Dataset excerpt:
########################################
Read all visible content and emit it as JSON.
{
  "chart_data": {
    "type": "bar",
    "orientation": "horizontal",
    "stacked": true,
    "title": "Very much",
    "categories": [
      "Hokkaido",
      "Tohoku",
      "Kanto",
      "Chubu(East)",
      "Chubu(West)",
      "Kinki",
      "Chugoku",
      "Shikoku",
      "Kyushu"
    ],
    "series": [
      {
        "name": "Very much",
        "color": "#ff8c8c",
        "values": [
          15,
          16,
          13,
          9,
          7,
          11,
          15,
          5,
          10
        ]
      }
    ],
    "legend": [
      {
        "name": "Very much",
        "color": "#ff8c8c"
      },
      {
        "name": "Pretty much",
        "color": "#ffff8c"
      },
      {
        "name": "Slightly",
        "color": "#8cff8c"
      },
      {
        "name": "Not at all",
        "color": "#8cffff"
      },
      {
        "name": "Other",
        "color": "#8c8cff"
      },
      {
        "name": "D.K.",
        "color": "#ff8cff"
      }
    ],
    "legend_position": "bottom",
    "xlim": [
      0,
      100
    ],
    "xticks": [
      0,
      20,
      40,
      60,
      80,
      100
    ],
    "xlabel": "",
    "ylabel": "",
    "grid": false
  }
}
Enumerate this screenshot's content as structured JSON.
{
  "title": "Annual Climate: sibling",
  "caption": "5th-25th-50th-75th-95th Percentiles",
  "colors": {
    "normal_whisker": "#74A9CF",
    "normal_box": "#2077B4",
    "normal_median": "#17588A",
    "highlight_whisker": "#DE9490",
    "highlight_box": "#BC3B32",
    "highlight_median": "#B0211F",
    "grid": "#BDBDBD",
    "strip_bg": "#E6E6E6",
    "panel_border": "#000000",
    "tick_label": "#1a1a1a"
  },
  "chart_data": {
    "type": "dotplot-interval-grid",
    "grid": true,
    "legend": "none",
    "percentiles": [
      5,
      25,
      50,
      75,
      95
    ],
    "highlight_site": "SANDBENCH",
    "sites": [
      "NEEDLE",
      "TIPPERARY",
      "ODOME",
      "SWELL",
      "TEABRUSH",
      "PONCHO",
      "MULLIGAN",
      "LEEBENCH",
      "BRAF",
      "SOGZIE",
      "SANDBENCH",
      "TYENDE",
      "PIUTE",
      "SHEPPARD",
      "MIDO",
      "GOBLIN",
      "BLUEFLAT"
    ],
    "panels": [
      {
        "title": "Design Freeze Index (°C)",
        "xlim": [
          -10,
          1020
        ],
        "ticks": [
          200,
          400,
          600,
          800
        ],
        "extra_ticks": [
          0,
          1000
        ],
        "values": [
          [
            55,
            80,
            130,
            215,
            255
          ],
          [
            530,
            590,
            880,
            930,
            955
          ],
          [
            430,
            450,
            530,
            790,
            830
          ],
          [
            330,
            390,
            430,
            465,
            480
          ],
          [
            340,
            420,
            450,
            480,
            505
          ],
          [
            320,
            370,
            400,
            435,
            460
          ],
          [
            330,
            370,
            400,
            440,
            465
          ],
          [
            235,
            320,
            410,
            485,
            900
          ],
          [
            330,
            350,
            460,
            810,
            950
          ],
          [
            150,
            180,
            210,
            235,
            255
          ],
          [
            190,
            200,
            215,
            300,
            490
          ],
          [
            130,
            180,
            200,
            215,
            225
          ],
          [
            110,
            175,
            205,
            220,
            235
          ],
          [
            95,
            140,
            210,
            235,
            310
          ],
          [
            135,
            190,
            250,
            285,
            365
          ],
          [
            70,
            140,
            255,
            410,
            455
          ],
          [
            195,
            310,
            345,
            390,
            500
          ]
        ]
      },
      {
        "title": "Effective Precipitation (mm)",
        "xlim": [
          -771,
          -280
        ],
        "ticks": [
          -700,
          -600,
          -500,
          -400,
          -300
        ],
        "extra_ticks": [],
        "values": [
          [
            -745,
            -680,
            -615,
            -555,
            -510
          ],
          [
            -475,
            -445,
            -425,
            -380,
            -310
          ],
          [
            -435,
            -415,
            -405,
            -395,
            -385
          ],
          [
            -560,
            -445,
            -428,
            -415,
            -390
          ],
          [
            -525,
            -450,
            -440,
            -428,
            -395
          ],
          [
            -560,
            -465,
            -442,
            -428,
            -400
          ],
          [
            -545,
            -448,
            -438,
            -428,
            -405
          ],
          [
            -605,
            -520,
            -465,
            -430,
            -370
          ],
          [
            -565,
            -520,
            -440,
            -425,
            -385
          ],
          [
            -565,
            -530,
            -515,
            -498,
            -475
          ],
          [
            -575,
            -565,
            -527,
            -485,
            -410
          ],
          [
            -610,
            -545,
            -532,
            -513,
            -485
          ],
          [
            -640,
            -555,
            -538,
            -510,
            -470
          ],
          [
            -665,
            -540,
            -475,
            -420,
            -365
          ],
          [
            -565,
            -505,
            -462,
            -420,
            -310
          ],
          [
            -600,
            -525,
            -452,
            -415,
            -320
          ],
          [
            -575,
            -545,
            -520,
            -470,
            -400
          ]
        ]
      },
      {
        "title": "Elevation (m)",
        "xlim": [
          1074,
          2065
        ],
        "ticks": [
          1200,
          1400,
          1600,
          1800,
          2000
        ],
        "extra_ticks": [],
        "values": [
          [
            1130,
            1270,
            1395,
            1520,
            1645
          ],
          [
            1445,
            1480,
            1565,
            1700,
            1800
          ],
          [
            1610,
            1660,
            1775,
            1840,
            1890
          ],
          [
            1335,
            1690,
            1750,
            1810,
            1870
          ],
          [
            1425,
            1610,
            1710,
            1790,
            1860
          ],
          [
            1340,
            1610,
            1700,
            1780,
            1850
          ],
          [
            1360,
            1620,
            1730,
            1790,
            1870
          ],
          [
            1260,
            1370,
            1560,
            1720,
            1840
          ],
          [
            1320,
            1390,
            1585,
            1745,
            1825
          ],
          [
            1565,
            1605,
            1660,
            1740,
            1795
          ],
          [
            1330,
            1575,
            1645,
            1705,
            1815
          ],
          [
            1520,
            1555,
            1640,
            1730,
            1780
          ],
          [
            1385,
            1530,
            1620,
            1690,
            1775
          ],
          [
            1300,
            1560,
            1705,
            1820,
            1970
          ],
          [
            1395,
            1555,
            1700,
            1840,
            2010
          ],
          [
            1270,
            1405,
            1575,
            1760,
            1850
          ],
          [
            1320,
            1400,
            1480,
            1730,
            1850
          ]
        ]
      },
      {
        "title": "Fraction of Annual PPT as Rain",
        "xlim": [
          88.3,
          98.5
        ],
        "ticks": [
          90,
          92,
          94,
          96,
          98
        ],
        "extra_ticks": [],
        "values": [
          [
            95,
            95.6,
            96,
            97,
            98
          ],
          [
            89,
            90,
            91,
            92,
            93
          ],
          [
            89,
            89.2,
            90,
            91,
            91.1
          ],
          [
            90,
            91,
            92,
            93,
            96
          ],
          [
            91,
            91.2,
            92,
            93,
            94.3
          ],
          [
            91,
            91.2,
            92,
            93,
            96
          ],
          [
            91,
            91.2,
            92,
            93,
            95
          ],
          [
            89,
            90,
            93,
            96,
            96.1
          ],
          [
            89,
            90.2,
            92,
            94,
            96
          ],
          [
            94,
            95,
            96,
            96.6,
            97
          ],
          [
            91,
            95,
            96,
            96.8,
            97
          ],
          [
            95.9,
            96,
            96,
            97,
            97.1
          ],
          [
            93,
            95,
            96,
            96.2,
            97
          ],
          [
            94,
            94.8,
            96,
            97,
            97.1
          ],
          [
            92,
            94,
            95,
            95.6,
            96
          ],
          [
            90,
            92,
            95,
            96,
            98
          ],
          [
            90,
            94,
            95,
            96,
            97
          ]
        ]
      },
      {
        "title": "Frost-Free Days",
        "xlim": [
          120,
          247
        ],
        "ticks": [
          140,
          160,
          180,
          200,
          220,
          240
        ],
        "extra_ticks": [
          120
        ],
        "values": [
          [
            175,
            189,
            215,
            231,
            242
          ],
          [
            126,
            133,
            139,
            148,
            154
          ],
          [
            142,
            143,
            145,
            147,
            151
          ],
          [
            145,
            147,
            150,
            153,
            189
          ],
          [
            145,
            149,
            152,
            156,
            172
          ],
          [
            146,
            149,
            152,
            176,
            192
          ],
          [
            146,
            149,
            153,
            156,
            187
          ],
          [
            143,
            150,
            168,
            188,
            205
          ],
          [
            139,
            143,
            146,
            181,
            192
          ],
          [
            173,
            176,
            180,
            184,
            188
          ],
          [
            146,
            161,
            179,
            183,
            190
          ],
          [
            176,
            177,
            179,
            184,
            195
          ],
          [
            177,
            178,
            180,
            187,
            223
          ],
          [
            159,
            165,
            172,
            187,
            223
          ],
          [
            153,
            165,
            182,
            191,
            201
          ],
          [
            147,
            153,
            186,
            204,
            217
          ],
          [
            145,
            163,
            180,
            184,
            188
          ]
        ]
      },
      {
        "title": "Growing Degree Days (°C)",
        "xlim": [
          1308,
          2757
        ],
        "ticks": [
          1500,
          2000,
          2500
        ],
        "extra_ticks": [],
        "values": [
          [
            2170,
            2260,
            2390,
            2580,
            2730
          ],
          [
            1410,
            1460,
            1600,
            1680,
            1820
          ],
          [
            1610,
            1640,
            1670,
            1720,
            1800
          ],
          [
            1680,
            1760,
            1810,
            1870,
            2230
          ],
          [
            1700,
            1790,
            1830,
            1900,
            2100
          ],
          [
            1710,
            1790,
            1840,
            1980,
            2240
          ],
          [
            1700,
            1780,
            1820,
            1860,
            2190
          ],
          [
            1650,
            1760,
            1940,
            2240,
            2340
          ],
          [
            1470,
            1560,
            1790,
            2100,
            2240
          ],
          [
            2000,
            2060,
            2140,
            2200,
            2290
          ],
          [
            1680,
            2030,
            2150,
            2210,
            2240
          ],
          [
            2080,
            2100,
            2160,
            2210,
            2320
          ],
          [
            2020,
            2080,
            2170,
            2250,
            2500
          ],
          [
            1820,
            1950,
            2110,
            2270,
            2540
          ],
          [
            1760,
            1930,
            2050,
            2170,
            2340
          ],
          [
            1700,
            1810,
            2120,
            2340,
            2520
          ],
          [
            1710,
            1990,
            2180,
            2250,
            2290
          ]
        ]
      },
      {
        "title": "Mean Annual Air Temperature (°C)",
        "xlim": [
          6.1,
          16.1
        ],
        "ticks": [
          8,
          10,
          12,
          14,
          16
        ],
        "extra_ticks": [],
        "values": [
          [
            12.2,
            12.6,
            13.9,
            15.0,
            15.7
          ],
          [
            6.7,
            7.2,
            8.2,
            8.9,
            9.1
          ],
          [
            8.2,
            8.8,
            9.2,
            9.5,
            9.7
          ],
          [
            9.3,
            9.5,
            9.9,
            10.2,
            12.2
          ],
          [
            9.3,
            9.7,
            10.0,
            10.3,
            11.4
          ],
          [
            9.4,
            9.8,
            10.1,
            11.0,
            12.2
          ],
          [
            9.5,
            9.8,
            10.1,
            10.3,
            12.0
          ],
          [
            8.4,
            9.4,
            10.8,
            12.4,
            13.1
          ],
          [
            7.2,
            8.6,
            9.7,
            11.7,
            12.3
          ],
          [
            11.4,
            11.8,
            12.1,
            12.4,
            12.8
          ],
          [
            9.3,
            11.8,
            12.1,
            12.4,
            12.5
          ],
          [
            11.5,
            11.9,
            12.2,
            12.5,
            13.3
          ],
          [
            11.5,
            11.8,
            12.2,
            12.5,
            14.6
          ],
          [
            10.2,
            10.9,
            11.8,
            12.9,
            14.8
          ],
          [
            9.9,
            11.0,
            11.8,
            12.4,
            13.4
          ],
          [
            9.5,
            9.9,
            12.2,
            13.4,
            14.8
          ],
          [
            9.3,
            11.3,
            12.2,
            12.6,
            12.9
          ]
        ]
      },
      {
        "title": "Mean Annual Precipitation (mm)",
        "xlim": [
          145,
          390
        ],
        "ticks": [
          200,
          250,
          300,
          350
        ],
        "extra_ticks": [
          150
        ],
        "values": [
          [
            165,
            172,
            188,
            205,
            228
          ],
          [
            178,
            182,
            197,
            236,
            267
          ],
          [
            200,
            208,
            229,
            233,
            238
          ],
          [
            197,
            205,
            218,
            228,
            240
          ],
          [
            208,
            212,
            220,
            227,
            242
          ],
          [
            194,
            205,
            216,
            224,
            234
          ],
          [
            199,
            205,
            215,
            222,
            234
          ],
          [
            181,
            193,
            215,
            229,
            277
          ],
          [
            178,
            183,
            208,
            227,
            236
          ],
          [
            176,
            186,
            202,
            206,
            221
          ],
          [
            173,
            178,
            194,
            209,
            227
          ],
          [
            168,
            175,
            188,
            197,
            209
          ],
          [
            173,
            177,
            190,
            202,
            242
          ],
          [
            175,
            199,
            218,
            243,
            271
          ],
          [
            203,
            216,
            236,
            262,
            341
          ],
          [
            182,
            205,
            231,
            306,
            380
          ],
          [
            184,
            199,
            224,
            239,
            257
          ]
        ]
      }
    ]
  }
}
########################################
Directions for this task
Gather every line from the entries above where the word "Days" appears, and copy them.

Response
        "title": "Frost-Free Days",
        "title": "Growing Degree Days (°C)",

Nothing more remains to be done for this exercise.